■ **Your goal**:
Omit the pictures, then reproduce every remaining record exactly.

■ **Data section**:
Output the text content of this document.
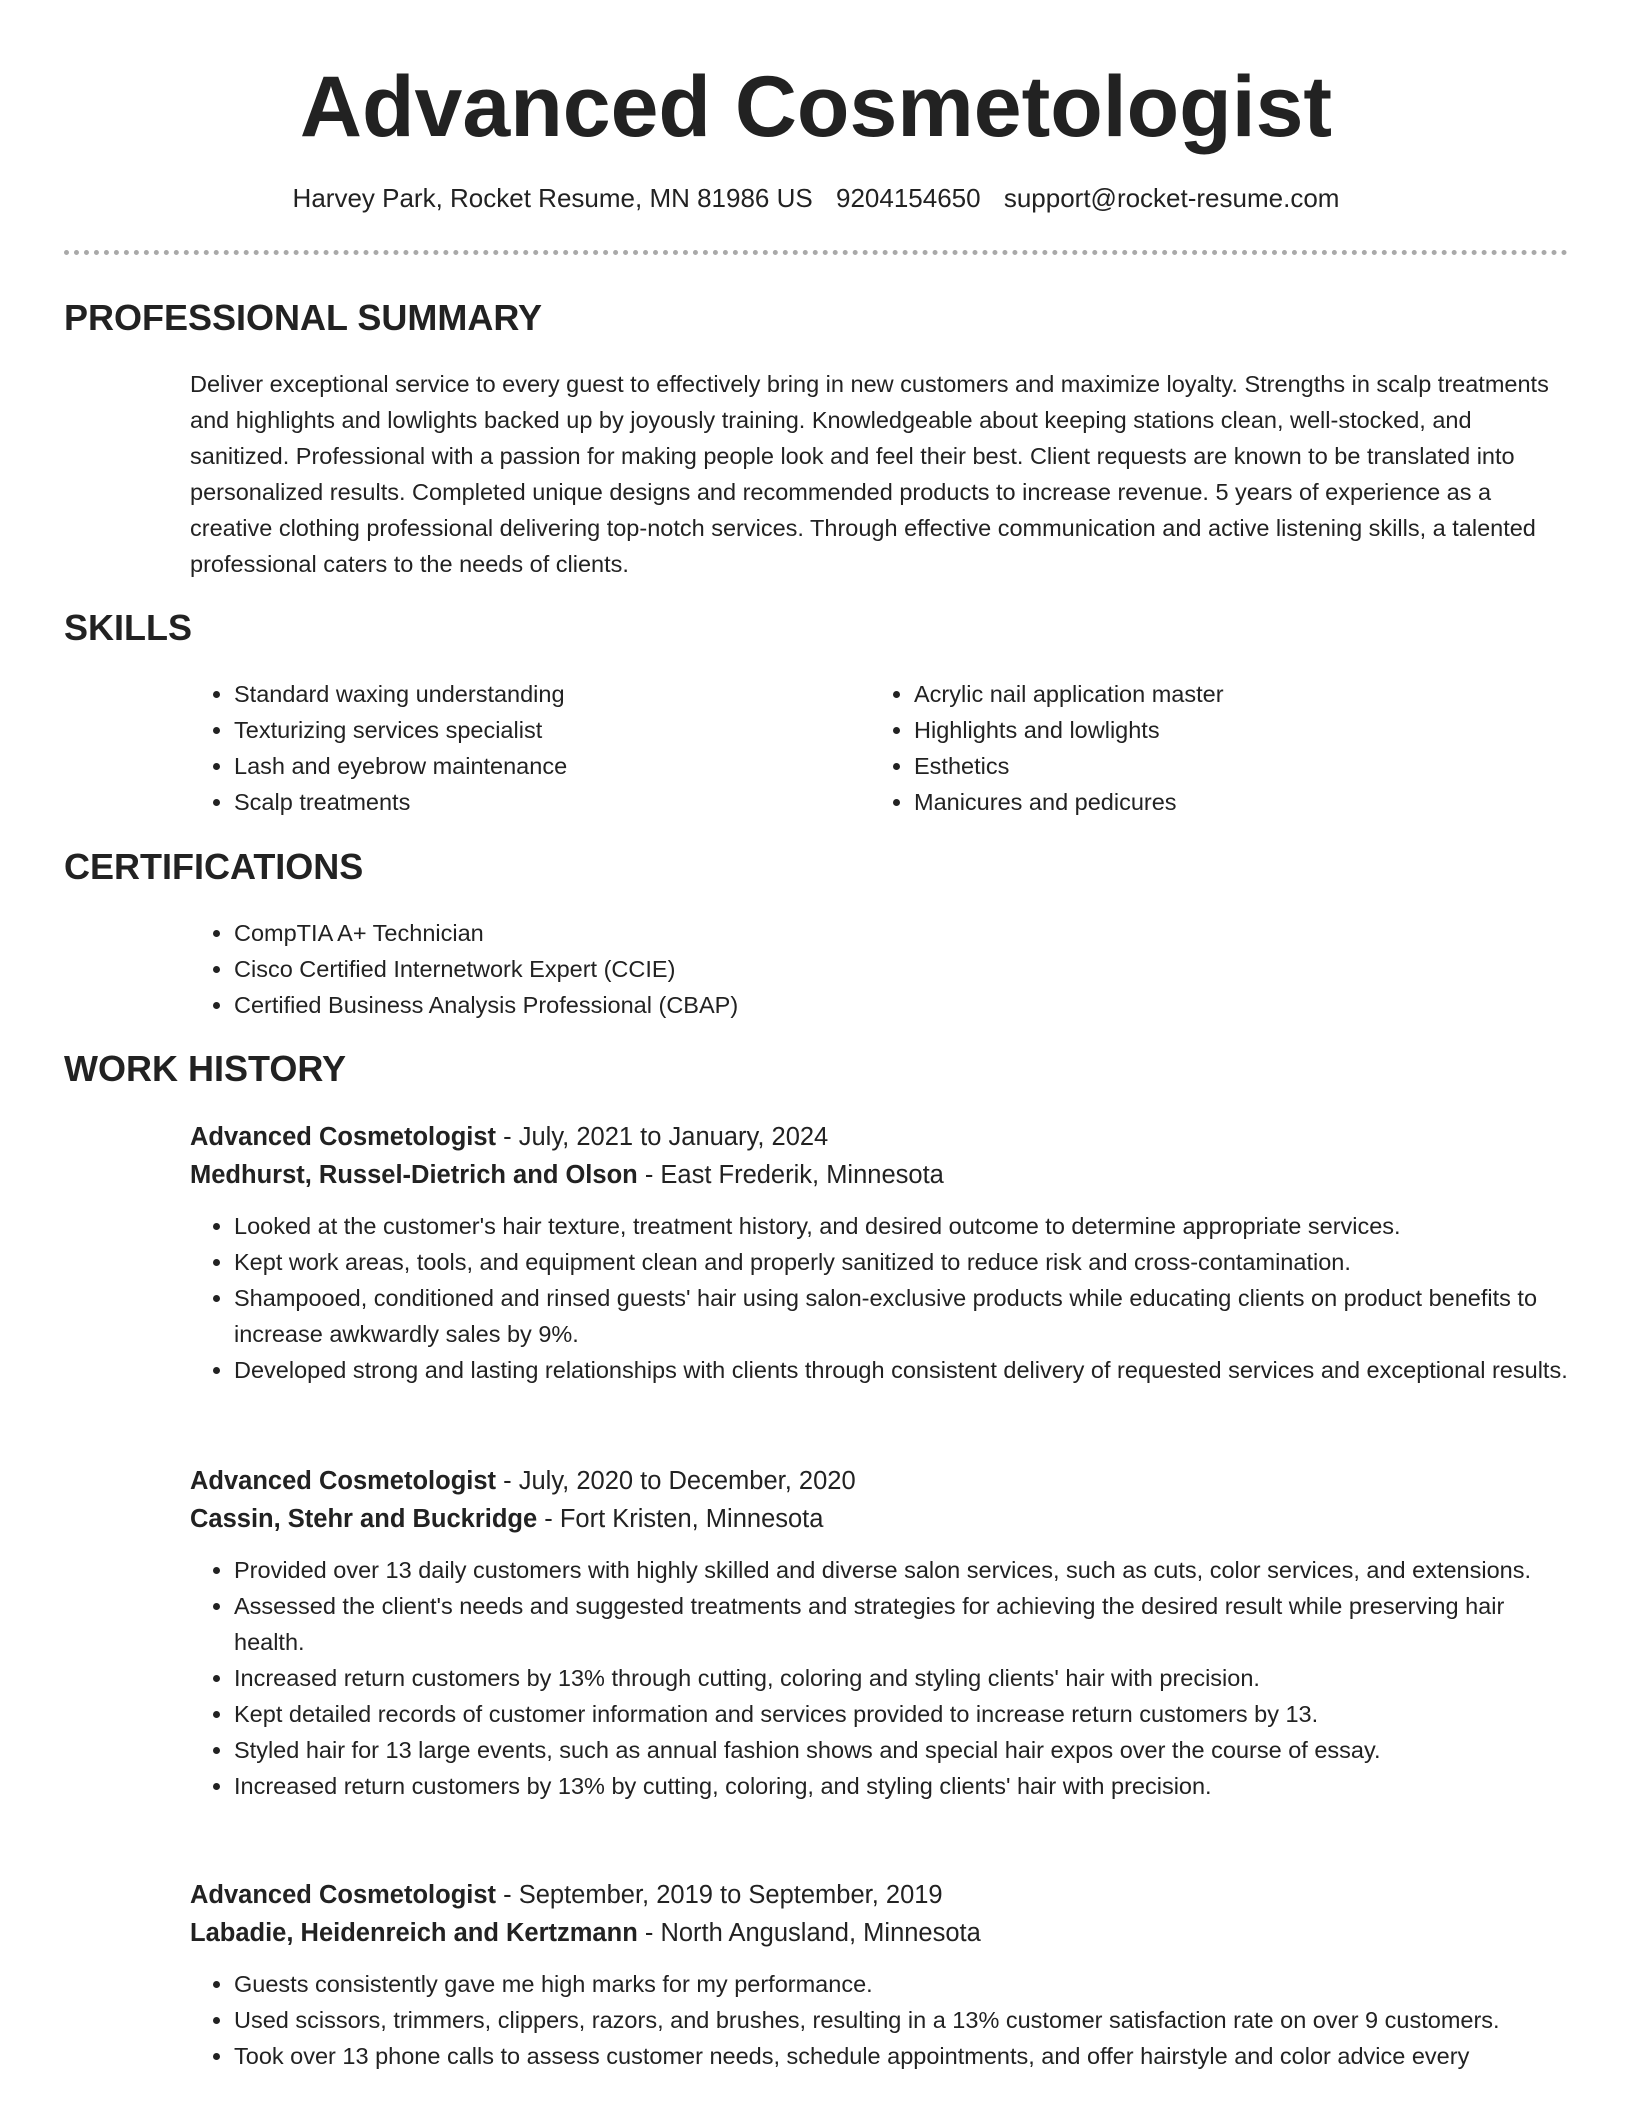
Advanced Cosmetologist
Harvey Park, Rocket Resume, MN 81986 US 9204154650 support@rocket-resume.com
PROFESSIONAL SUMMARY

Deliver exceptional service to every guest to effectively bring in new customers and maximize loyalty. Strengths in scalp treatments and highlights and lowlights backed up by joyously training. Knowledgeable about keeping stations clean, well-stocked, and sanitized. Professional with a passion for making people look and feel their best. Client requests are known to be translated into personalized results. Completed unique designs and recommended products to increase revenue. 5 years of experience as a creative clothing professional delivering top-notch services. Through effective communication and active listening skills, a talented professional caters to the needs of clients.

SKILLS
• Standard waxing understanding
• Texturizing services specialist
• Lash and eyebrow maintenance
• Scalp treatments
• Acrylic nail application master
• Highlights and lowlights
• Esthetics
• Manicures and pedicures
CERTIFICATIONS
• CompTIA A+ Technician
• Cisco Certified Internetwork Expert (CCIE)
• Certified Business Analysis Professional (CBAP)
WORK HISTORY

Advanced Cosmetologist - July, 2021 to January, 2024

Medhurst, Russel-Dietrich and Olson - East Frederik, Minnesota

• Looked at the customer's hair texture, treatment history, and desired outcome to determine appropriate services.
• Kept work areas, tools, and equipment clean and properly sanitized to reduce risk and cross-contamination.
• Shampooed, conditioned and rinsed guests' hair using salon-exclusive products while educating clients on product benefits to increase awkwardly sales by 9%.
• Developed strong and lasting relationships with clients through consistent delivery of requested services and exceptional results.

Advanced Cosmetologist - July, 2020 to December, 2020

Cassin, Stehr and Buckridge - Fort Kristen, Minnesota

• Provided over 13 daily customers with highly skilled and diverse salon services, such as cuts, color services, and extensions.
• Assessed the client's needs and suggested treatments and strategies for achieving the desired result while preserving hair health.
• Increased return customers by 13% through cutting, coloring and styling clients' hair with precision.
• Kept detailed records of customer information and services provided to increase return customers by 13.
• Styled hair for 13 large events, such as annual fashion shows and special hair expos over the course of essay.
• Increased return customers by 13% by cutting, coloring, and styling clients' hair with precision.

Advanced Cosmetologist - September, 2019 to September, 2019

Labadie, Heidenreich and Kertzmann - North Angusland, Minnesota

• Guests consistently gave me high marks for my performance.
• Used scissors, trimmers, clippers, razors, and brushes, resulting in a 13% customer satisfaction rate on over 9 customers.
• Took over 13 phone calls to assess customer needs, schedule appointments, and offer hairstyle and color advice every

■ **Output of the exercise**:
Output the text content of this document.
Advanced Cosmetologist
Harvey Park, Rocket Resume, MN 81986 US 9204154650 support@rocket-resume.com
PROFESSIONAL SUMMARY

Deliver exceptional service to every guest to effectively bring in new customers and maximize loyalty. Strengths in scalp treatments and highlights and lowlights backed up by joyously training. Knowledgeable about keeping stations clean, well-stocked, and sanitized. Professional with a passion for making people look and feel their best. Client requests are known to be translated into personalized results. Completed unique designs and recommended products to increase revenue. 5 years of experience as a creative clothing professional delivering top-notch services. Through effective communication and active listening skills, a talented professional caters to the needs of clients.

SKILLS
• Standard waxing understanding
• Texturizing services specialist
• Lash and eyebrow maintenance
• Scalp treatments
• Acrylic nail application master
• Highlights and lowlights
• Esthetics
• Manicures and pedicures
CERTIFICATIONS
• CompTIA A+ Technician
• Cisco Certified Internetwork Expert (CCIE)
• Certified Business Analysis Professional (CBAP)
WORK HISTORY

Advanced Cosmetologist - July, 2021 to January, 2024

Medhurst, Russel-Dietrich and Olson - East Frederik, Minnesota

• Looked at the customer's hair texture, treatment history, and desired outcome to determine appropriate services.
• Kept work areas, tools, and equipment clean and properly sanitized to reduce risk and cross-contamination.
• Shampooed, conditioned and rinsed guests' hair using salon-exclusive products while educating clients on product benefits to increase awkwardly sales by 9%.
• Developed strong and lasting relationships with clients through consistent delivery of requested services and exceptional results.

Advanced Cosmetologist - July, 2020 to December, 2020

Cassin, Stehr and Buckridge - Fort Kristen, Minnesota

• Provided over 13 daily customers with highly skilled and diverse salon services, such as cuts, color services, and extensions.
• Assessed the client's needs and suggested treatments and strategies for achieving the desired result while preserving hair health.
• Increased return customers by 13% through cutting, coloring and styling clients' hair with precision.
• Kept detailed records of customer information and services provided to increase return customers by 13.
• Styled hair for 13 large events, such as annual fashion shows and special hair expos over the course of essay.
• Increased return customers by 13% by cutting, coloring, and styling clients' hair with precision.

Advanced Cosmetologist - September, 2019 to September, 2019

Labadie, Heidenreich and Kertzmann - North Angusland, Minnesota

• Guests consistently gave me high marks for my performance.
• Used scissors, trimmers, clippers, razors, and brushes, resulting in a 13% customer satisfaction rate on over 9 customers.
• Took over 13 phone calls to assess customer needs, schedule appointments, and offer hairstyle and color advice every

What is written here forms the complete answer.